▶ Items:
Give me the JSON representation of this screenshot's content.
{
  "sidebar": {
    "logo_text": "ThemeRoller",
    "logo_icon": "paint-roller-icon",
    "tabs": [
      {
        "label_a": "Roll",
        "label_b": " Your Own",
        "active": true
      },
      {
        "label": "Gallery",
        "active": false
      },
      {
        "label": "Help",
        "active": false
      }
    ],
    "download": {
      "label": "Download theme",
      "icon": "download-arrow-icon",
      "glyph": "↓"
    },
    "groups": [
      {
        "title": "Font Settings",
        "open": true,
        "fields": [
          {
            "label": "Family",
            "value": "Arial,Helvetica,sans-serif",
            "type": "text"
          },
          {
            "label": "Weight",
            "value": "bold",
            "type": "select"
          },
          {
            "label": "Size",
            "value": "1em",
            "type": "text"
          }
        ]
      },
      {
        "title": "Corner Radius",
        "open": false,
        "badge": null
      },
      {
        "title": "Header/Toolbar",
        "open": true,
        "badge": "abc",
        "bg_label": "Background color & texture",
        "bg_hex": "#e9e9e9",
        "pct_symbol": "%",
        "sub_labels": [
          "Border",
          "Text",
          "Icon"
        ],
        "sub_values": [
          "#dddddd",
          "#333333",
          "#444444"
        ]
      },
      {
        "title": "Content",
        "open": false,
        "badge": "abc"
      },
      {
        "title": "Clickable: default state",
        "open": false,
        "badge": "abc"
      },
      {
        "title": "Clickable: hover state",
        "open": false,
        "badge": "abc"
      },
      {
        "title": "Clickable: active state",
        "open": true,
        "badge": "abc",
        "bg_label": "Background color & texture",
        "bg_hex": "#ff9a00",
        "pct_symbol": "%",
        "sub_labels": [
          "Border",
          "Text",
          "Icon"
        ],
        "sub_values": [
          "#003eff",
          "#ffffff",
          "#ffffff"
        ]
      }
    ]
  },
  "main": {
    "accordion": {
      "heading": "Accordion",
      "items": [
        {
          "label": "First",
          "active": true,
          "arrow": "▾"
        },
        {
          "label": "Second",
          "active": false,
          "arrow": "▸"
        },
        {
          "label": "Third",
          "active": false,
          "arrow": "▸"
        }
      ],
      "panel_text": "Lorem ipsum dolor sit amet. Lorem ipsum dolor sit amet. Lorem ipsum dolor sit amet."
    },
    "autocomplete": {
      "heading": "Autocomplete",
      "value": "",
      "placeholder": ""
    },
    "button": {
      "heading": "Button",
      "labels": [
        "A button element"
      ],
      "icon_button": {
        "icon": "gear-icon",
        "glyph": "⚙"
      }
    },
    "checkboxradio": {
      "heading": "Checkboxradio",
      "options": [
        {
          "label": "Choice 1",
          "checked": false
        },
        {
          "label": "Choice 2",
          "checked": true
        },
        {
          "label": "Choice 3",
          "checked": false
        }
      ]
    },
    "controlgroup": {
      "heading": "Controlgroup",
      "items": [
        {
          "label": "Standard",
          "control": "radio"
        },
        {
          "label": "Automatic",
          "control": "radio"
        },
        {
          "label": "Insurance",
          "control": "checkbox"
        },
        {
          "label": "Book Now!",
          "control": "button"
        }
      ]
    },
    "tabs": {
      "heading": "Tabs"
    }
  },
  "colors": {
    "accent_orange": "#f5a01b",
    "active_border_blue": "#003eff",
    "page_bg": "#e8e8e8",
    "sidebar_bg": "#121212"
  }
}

▶ Task directions: Each record above should be restated word for word.

▶ Answer to the exercise:
Give me the JSON representation of this screenshot's content.
{
  "sidebar": {
    "logo_text": "ThemeRoller",
    "logo_icon": "paint-roller-icon",
    "tabs": [
      {
        "label_a": "Roll",
        "label_b": " Your Own",
        "active": true
      },
      {
        "label": "Gallery",
        "active": false
      },
      {
        "label": "Help",
        "active": false
      }
    ],
    "download": {
      "label": "Download theme",
      "icon": "download-arrow-icon",
      "glyph": "↓"
    },
    "groups": [
      {
        "title": "Font Settings",
        "open": true,
        "fields": [
          {
            "label": "Family",
            "value": "Arial,Helvetica,sans-serif",
            "type": "text"
          },
          {
            "label": "Weight",
            "value": "bold",
            "type": "select"
          },
          {
            "label": "Size",
            "value": "1em",
            "type": "text"
          }
        ]
      },
      {
        "title": "Corner Radius",
        "open": false,
        "badge": null
      },
      {
        "title": "Header/Toolbar",
        "open": true,
        "badge": "abc",
        "bg_label": "Background color & texture",
        "bg_hex": "#e9e9e9",
        "pct_symbol": "%",
        "sub_labels": [
          "Border",
          "Text",
          "Icon"
        ],
        "sub_values": [
          "#dddddd",
          "#333333",
          "#444444"
        ]
      },
      {
        "title": "Content",
        "open": false,
        "badge": "abc"
      },
      {
        "title": "Clickable: default state",
        "open": false,
        "badge": "abc"
      },
      {
        "title": "Clickable: hover state",
        "open": false,
        "badge": "abc"
      },
      {
        "title": "Clickable: active state",
        "open": true,
        "badge": "abc",
        "bg_label": "Background color & texture",
        "bg_hex": "#ff9a00",
        "pct_symbol": "%",
        "sub_labels": [
          "Border",
          "Text",
          "Icon"
        ],
        "sub_values": [
          "#003eff",
          "#ffffff",
          "#ffffff"
        ]
      }
    ]
  },
  "main": {
    "accordion": {
      "heading": "Accordion",
      "items": [
        {
          "label": "First",
          "active": true,
          "arrow": "▾"
        },
        {
          "label": "Second",
          "active": false,
          "arrow": "▸"
        },
        {
          "label": "Third",
          "active": false,
          "arrow": "▸"
        }
      ],
      "panel_text": "Lorem ipsum dolor sit amet. Lorem ipsum dolor sit amet. Lorem ipsum dolor sit amet."
    },
    "autocomplete": {
      "heading": "Autocomplete",
      "value": "",
      "placeholder": ""
    },
    "button": {
      "heading": "Button",
      "labels": [
        "A button element"
      ],
      "icon_button": {
        "icon": "gear-icon",
        "glyph": "⚙"
      }
    },
    "checkboxradio": {
      "heading": "Checkboxradio",
      "options": [
        {
          "label": "Choice 1",
          "checked": false
        },
        {
          "label": "Choice 2",
          "checked": true
        },
        {
          "label": "Choice 3",
          "checked": false
        }
      ]
    },
    "controlgroup": {
      "heading": "Controlgroup",
      "items": [
        {
          "label": "Standard",
          "control": "radio"
        },
        {
          "label": "Automatic",
          "control": "radio"
        },
        {
          "label": "Insurance",
          "control": "checkbox"
        },
        {
          "label": "Book Now!",
          "control": "button"
        }
      ]
    },
    "tabs": {
      "heading": "Tabs"
    }
  },
  "colors": {
    "accent_orange": "#f5a01b",
    "active_border_blue": "#003eff",
    "page_bg": "#e8e8e8",
    "sidebar_bg": "#121212"
  }
}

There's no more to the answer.